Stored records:
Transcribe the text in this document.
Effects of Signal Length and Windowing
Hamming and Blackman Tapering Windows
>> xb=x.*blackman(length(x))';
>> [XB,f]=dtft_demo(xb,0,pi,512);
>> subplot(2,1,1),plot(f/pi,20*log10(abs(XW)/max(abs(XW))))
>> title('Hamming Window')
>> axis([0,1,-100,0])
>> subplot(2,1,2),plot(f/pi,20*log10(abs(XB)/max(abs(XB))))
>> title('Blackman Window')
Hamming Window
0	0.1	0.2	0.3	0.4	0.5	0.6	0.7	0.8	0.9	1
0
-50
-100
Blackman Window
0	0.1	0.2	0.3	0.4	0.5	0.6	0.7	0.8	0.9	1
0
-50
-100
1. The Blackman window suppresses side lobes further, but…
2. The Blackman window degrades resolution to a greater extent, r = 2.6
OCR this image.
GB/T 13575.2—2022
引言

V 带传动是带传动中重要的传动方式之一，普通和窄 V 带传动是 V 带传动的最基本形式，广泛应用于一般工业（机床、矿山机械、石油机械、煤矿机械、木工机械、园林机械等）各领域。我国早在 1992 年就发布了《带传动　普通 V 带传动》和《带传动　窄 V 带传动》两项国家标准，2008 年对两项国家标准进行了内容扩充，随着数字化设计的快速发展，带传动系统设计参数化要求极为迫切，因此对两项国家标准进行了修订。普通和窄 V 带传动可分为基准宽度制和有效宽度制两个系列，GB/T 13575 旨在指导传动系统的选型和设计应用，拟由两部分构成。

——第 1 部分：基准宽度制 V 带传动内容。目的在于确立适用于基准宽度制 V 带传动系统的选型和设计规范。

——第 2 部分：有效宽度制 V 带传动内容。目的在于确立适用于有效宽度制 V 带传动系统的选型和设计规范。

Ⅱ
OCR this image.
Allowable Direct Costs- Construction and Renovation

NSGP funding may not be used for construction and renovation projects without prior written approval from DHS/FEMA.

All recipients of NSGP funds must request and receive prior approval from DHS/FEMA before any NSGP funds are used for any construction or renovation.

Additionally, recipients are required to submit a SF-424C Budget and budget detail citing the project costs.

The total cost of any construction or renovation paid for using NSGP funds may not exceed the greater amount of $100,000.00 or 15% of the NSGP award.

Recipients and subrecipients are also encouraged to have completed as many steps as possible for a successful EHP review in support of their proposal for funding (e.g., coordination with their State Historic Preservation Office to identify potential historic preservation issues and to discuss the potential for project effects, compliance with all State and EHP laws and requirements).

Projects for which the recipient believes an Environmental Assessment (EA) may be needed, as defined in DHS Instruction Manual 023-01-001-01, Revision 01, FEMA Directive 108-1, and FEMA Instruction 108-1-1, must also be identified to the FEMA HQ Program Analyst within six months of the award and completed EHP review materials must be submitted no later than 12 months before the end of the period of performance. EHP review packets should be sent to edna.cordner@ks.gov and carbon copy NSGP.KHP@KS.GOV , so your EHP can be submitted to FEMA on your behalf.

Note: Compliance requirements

* Given exercise
Gather each line holding the string "greater".

* Complete answer
2. The Blackman window degrades resolution to a greater extent, r = 2.6
The total cost of any construction or renovation paid for using NSGP funds may not exceed the greater amount of $100,000.00 or 15% of the NSGP award.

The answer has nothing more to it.